• _What you are asked to do_: Copy each line holding the string "annotation".

(Figure content listings)
++++++++

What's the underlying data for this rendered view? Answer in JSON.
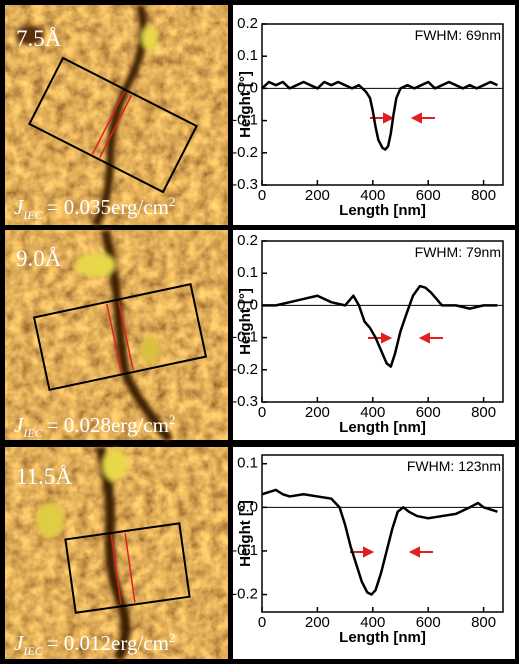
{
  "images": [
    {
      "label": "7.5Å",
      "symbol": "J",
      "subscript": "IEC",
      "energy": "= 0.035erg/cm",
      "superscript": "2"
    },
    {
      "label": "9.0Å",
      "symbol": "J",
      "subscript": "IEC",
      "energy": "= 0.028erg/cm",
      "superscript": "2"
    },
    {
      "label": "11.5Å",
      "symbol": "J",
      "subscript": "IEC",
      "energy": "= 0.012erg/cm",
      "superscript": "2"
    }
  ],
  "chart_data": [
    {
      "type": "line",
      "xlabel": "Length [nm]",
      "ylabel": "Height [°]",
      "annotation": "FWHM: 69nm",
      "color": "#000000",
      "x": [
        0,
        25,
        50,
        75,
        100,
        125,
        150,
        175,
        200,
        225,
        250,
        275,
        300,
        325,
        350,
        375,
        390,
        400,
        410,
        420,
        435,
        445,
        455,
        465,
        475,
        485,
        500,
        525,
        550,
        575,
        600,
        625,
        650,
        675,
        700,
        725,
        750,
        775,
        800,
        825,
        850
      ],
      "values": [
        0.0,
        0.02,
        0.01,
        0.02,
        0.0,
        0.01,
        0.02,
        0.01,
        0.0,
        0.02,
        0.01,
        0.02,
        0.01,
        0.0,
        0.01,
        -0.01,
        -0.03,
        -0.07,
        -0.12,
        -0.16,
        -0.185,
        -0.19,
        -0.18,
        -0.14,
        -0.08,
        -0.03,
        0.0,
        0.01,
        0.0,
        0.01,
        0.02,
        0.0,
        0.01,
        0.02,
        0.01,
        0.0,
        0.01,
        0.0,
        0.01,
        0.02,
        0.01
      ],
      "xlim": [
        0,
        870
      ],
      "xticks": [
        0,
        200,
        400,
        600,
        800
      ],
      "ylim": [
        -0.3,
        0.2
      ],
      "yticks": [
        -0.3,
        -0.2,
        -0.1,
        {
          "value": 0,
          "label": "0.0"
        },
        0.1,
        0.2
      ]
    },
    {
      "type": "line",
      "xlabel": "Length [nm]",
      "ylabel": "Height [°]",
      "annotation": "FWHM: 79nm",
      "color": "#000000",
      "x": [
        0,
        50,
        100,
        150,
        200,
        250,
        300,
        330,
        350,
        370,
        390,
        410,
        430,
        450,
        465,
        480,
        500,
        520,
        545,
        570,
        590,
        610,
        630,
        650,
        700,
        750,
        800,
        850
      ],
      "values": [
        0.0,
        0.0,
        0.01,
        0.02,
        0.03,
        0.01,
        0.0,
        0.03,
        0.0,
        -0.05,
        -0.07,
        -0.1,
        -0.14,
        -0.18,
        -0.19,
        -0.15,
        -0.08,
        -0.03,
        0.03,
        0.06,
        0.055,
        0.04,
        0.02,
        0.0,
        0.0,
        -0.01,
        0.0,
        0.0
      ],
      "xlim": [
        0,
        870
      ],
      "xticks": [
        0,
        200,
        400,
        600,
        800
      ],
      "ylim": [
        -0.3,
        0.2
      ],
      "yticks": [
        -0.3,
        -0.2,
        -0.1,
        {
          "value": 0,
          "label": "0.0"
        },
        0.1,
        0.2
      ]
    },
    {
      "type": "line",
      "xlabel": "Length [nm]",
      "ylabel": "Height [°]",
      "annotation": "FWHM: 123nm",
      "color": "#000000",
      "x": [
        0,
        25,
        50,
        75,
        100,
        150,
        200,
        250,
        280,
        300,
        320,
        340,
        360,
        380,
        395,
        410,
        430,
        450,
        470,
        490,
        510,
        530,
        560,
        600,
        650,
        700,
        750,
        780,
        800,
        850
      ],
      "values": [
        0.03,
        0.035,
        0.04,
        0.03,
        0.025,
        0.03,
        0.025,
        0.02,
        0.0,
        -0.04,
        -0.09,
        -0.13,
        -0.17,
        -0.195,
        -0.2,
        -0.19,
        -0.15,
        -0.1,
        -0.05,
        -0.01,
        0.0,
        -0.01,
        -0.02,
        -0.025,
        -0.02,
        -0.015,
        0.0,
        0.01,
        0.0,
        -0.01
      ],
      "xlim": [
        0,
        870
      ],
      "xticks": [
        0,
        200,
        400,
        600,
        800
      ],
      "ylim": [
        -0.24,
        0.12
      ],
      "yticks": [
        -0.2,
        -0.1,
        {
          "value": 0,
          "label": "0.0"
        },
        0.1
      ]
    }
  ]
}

++++++++

• _Output for this exercise_:
      "annotation": "FWHM: 69nm",
      "annotation": "FWHM: 79nm",
      "annotation": "FWHM: 123nm",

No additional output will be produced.